What is expected: Reproduce every line of the listing as written, apart from the pictures.

Material for this exercise:
════════════════════

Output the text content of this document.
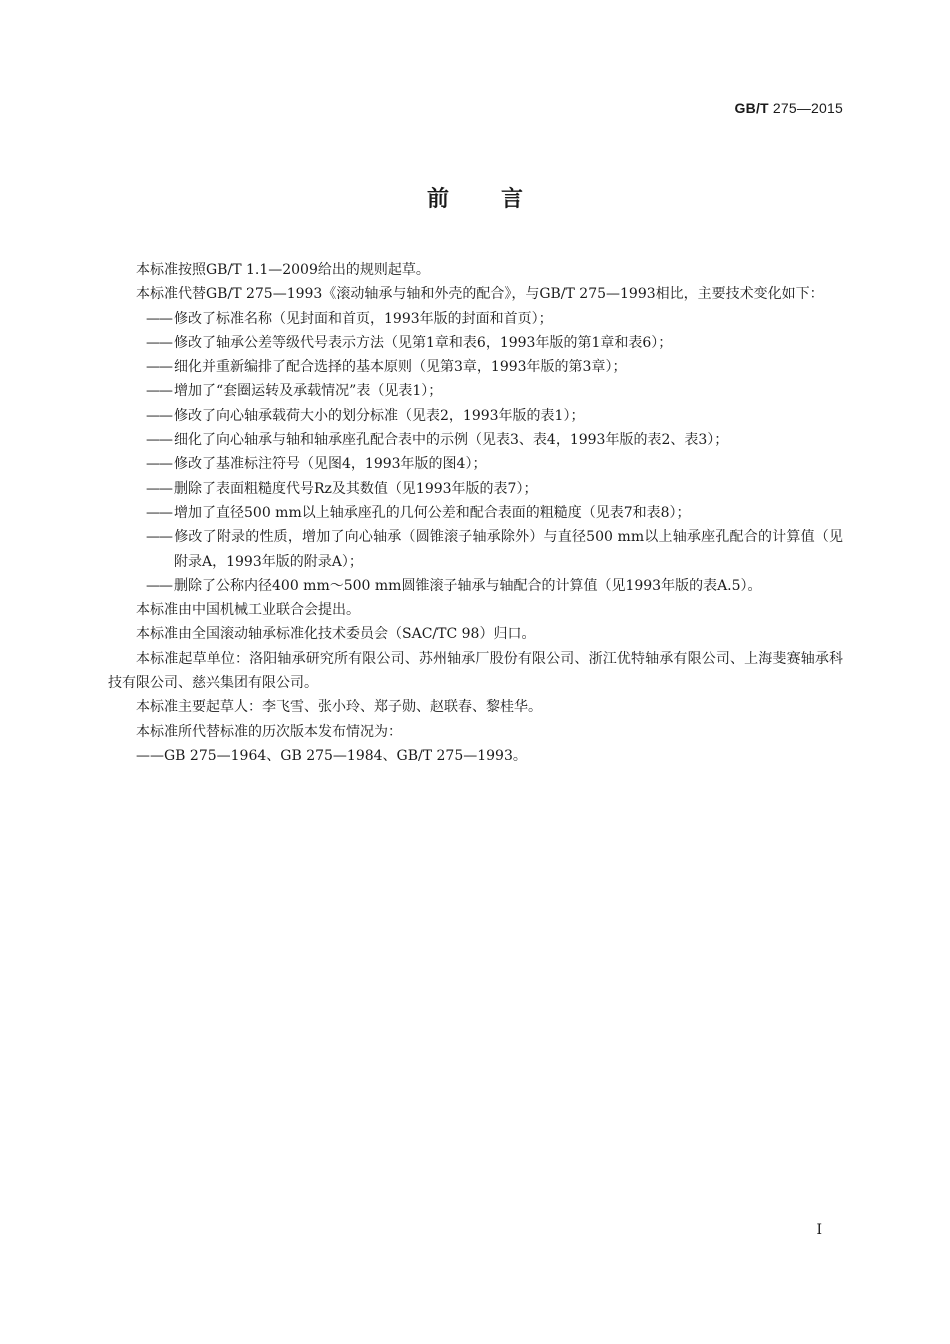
GB/T 275—2015
前言

本标准按照GB/T 1.1—2009给出的规则起草。

本标准代替GB/T 275—1993《滚动轴承与轴和外壳的配合》，与GB/T 275—1993相比，主要技术变化如下：

—— 修改了标准名称（见封面和首页，1993年版的封面和首页）；

—— 修改了轴承公差等级代号表示方法（见第1章和表6，1993年版的第1章和表6）；

—— 细化并重新编排了配合选择的基本原则（见第3章，1993年版的第3章）；

—— 增加了“套圈运转及承载情况”表（见表1）；

—— 修改了向心轴承载荷大小的划分标准（见表2，1993年版的表1）；

—— 细化了向心轴承与轴和轴承座孔配合表中的示例（见表3、表4，1993年版的表2、表3）；

—— 修改了基准标注符号（见图4，1993年版的图4）；

—— 删除了表面粗糙度代号Rz及其数值（见1993年版的表7）；

—— 增加了直径500 mm以上轴承座孔的几何公差和配合表面的粗糙度（见表7和表8）；

—— 修改了附录的性质，增加了向心轴承（圆锥滚子轴承除外）与直径500 mm以上轴承座孔配合的计算值（见附录A，1993年版的附录A）；

—— 删除了公称内径400 mm～500 mm圆锥滚子轴承与轴配合的计算值（见1993年版的表A.5）。

本标准由中国机械工业联合会提出。

本标准由全国滚动轴承标准化技术委员会（SAC/TC 98）归口。

本标准起草单位：洛阳轴承研究所有限公司、苏州轴承厂股份有限公司、浙江优特轴承有限公司、上海斐赛轴承科技有限公司、慈兴集团有限公司。

本标准主要起草人：李飞雪、张小玲、郑子勋、赵联春、黎桂华。

本标准所代替标准的历次版本发布情况为：

——GB 275—1964、GB 275—1984、GB/T 275—1993。

I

════════════════════

Problem solution:
Output the text content of this document.
GB/T 275—2015
前言

本标准按照GB/T 1.1—2009给出的规则起草。

本标准代替GB/T 275—1993《滚动轴承与轴和外壳的配合》，与GB/T 275—1993相比，主要技术变化如下：

—— 修改了标准名称（见封面和首页，1993年版的封面和首页）；

—— 修改了轴承公差等级代号表示方法（见第1章和表6，1993年版的第1章和表6）；

—— 细化并重新编排了配合选择的基本原则（见第3章，1993年版的第3章）；

—— 增加了“套圈运转及承载情况”表（见表1）；

—— 修改了向心轴承载荷大小的划分标准（见表2，1993年版的表1）；

—— 细化了向心轴承与轴和轴承座孔配合表中的示例（见表3、表4，1993年版的表2、表3）；

—— 修改了基准标注符号（见图4，1993年版的图4）；

—— 删除了表面粗糙度代号Rz及其数值（见1993年版的表7）；

—— 增加了直径500 mm以上轴承座孔的几何公差和配合表面的粗糙度（见表7和表8）；

—— 修改了附录的性质，增加了向心轴承（圆锥滚子轴承除外）与直径500 mm以上轴承座孔配合的计算值（见附录A，1993年版的附录A）；

—— 删除了公称内径400 mm～500 mm圆锥滚子轴承与轴配合的计算值（见1993年版的表A.5）。

本标准由中国机械工业联合会提出。

本标准由全国滚动轴承标准化技术委员会（SAC/TC 98）归口。

本标准起草单位：洛阳轴承研究所有限公司、苏州轴承厂股份有限公司、浙江优特轴承有限公司、上海斐赛轴承科技有限公司、慈兴集团有限公司。

本标准主要起草人：李飞雪、张小玲、郑子勋、赵联春、黎桂华。

本标准所代替标准的历次版本发布情况为：

——GB 275—1964、GB 275—1984、GB/T 275—1993。

I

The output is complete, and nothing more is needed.